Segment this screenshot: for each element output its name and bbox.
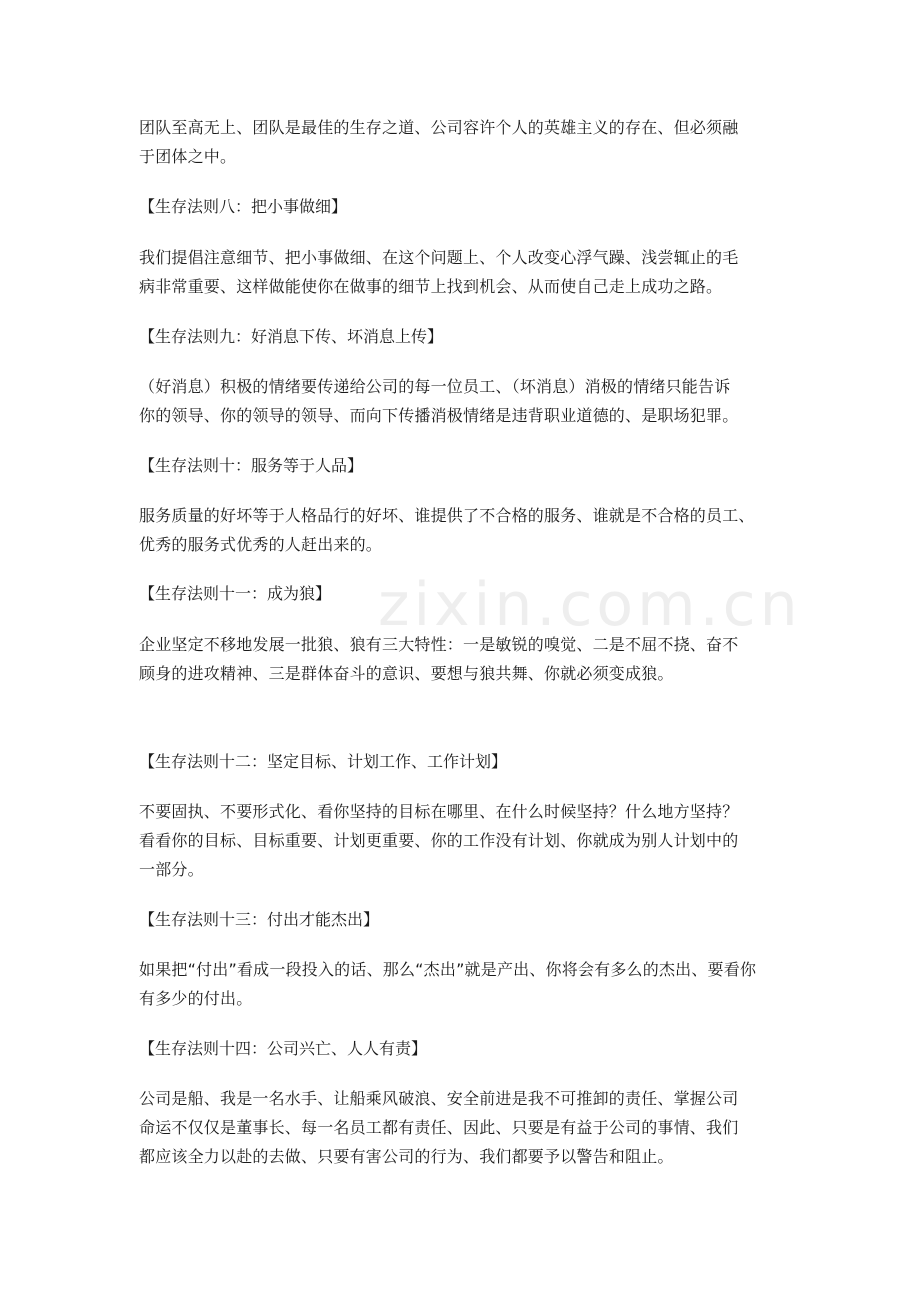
rule-paragraph-9 bbox=[139, 372, 799, 430]
rule-heading-10: 【生存法则十：服务等于人品】 bbox=[139, 456, 364, 475]
paragraph-line: 企业坚定不移地发展一批狼、狼有三大特性：一是敏锐的嗅觉、二是不屈不挠、奋不 bbox=[139, 635, 739, 654]
paragraph-line: 我们提倡注意细节、把小事做细、在这个问题上、个人改变心浮气躁、浅尝辄止的毛 bbox=[139, 248, 739, 267]
paragraph-line: 一部分。 bbox=[139, 860, 204, 879]
paragraph-line: 看看你的目标、目标重要、计划更重要、你的工作没有计划、你就成为别人计划中的 bbox=[139, 831, 739, 850]
paragraph-line: 命运不仅仅是董事长、每一名员工都有责任、因此、只要是有益于公司的事情、我们 bbox=[139, 1118, 739, 1137]
rule-paragraph-14 bbox=[139, 1084, 799, 1171]
paragraph-line: （好消息）积极的情绪要传递给公司的每一位员工、（坏消息）消极的情绪只能告诉 bbox=[139, 377, 731, 396]
rule-heading-14: 【生存法则十四：公司兴亡、人人有责】 bbox=[139, 1039, 428, 1058]
rule-heading-9: 【生存法则九：好消息下传、坏消息上传】 bbox=[139, 327, 444, 346]
paragraph-line: 你的领导、你的领导的领导、而向下传播消极情绪是违背职业道德的、是职场犯罪。 bbox=[139, 406, 739, 425]
paragraph-line: 服务质量的好坏等于人格品行的好坏、谁提供了不合格的服务、谁就是不合格的员工、 bbox=[139, 506, 755, 525]
rule-heading-12: 【生存法则十二：坚定目标、计划工作、工作计划】 bbox=[139, 752, 508, 771]
rule-paragraph-12 bbox=[139, 797, 799, 884]
watermark: zixin.com.cn bbox=[378, 570, 802, 640]
paragraph-line: 顾身的进攻精神、三是群体奋斗的意识、要想与狼共舞、你就必须变成狼。 bbox=[139, 664, 674, 683]
intro-paragraph bbox=[139, 113, 799, 171]
rule-paragraph-8 bbox=[139, 243, 799, 301]
rule-paragraph-11 bbox=[139, 630, 799, 688]
paragraph-line: 于团体之中。 bbox=[139, 147, 237, 166]
paragraph-line: 如果把“付出”看成一段投入的话、那么“杰出”就是产出、你将会有多么的杰出、要看你 bbox=[139, 960, 757, 979]
paragraph-line: 都应该全力以赴的去做、只要有害公司的行为、我们都要予以警告和阻止。 bbox=[139, 1147, 674, 1166]
paragraph-line: 公司是船、我是一名水手、让船乘风破浪、安全前进是我不可推卸的责任、掌握公司 bbox=[139, 1089, 739, 1108]
paragraph-line: 有多少的付出。 bbox=[139, 989, 253, 1008]
paragraph-line: 团队至高无上、团队是最佳的生存之道、公司容许个人的英雄主义的存在、但必须融 bbox=[139, 118, 739, 137]
paragraph-line: 不要固执、不要形式化、看你坚持的目标在哪里、在什么时候坚持？什么地方坚持？ bbox=[139, 802, 739, 821]
paragraph-line: 优秀的服务式优秀的人赶出来的。 bbox=[139, 535, 383, 554]
rule-heading-11: 【生存法则十一：成为狼】 bbox=[139, 584, 332, 603]
rule-heading-8: 【生存法则八：把小事做细】 bbox=[139, 197, 348, 216]
paragraph-line: 病非常重要、这样做能使你在做事的细节上找到机会、从而使自己走上成功之路。 bbox=[139, 277, 723, 296]
rule-paragraph-10 bbox=[139, 501, 799, 559]
rule-heading-13: 【生存法则十三：付出才能杰出】 bbox=[139, 910, 380, 929]
rule-paragraph-13 bbox=[139, 955, 799, 1013]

========================================

課題文: 上の記録を、画像だけ除いて、残りを一字一句変えずにすべて繰り返してもらえますか？

解答:
Segment this screenshot: for each element output its name and bbox.
rule-paragraph-9 bbox=[139, 372, 799, 430]
rule-heading-10: 【生存法则十：服务等于人品】 bbox=[139, 456, 364, 475]
paragraph-line: 企业坚定不移地发展一批狼、狼有三大特性：一是敏锐的嗅觉、二是不屈不挠、奋不 bbox=[139, 635, 739, 654]
paragraph-line: 我们提倡注意细节、把小事做细、在这个问题上、个人改变心浮气躁、浅尝辄止的毛 bbox=[139, 248, 739, 267]
paragraph-line: 一部分。 bbox=[139, 860, 204, 879]
paragraph-line: 看看你的目标、目标重要、计划更重要、你的工作没有计划、你就成为别人计划中的 bbox=[139, 831, 739, 850]
paragraph-line: 命运不仅仅是董事长、每一名员工都有责任、因此、只要是有益于公司的事情、我们 bbox=[139, 1118, 739, 1137]
rule-paragraph-14 bbox=[139, 1084, 799, 1171]
paragraph-line: （好消息）积极的情绪要传递给公司的每一位员工、（坏消息）消极的情绪只能告诉 bbox=[139, 377, 731, 396]
rule-heading-14: 【生存法则十四：公司兴亡、人人有责】 bbox=[139, 1039, 428, 1058]
rule-heading-9: 【生存法则九：好消息下传、坏消息上传】 bbox=[139, 327, 444, 346]
paragraph-line: 你的领导、你的领导的领导、而向下传播消极情绪是违背职业道德的、是职场犯罪。 bbox=[139, 406, 739, 425]
paragraph-line: 服务质量的好坏等于人格品行的好坏、谁提供了不合格的服务、谁就是不合格的员工、 bbox=[139, 506, 755, 525]
rule-heading-12: 【生存法则十二：坚定目标、计划工作、工作计划】 bbox=[139, 752, 508, 771]
rule-paragraph-12 bbox=[139, 797, 799, 884]
watermark: zixin.com.cn bbox=[378, 570, 802, 640]
paragraph-line: 顾身的进攻精神、三是群体奋斗的意识、要想与狼共舞、你就必须变成狼。 bbox=[139, 664, 674, 683]
intro-paragraph bbox=[139, 113, 799, 171]
rule-paragraph-8 bbox=[139, 243, 799, 301]
rule-paragraph-11 bbox=[139, 630, 799, 688]
paragraph-line: 于团体之中。 bbox=[139, 147, 237, 166]
paragraph-line: 如果把“付出”看成一段投入的话、那么“杰出”就是产出、你将会有多么的杰出、要看你 bbox=[139, 960, 757, 979]
paragraph-line: 都应该全力以赴的去做、只要有害公司的行为、我们都要予以警告和阻止。 bbox=[139, 1147, 674, 1166]
paragraph-line: 公司是船、我是一名水手、让船乘风破浪、安全前进是我不可推卸的责任、掌握公司 bbox=[139, 1089, 739, 1108]
paragraph-line: 有多少的付出。 bbox=[139, 989, 253, 1008]
paragraph-line: 团队至高无上、团队是最佳的生存之道、公司容许个人的英雄主义的存在、但必须融 bbox=[139, 118, 739, 137]
paragraph-line: 不要固执、不要形式化、看你坚持的目标在哪里、在什么时候坚持？什么地方坚持？ bbox=[139, 802, 739, 821]
paragraph-line: 优秀的服务式优秀的人赶出来的。 bbox=[139, 535, 383, 554]
rule-heading-11: 【生存法则十一：成为狼】 bbox=[139, 584, 332, 603]
rule-heading-8: 【生存法则八：把小事做细】 bbox=[139, 197, 348, 216]
paragraph-line: 病非常重要、这样做能使你在做事的细节上找到机会、从而使自己走上成功之路。 bbox=[139, 277, 723, 296]
rule-paragraph-10 bbox=[139, 501, 799, 559]
rule-heading-13: 【生存法则十三：付出才能杰出】 bbox=[139, 910, 380, 929]
rule-paragraph-13 bbox=[139, 955, 799, 1013]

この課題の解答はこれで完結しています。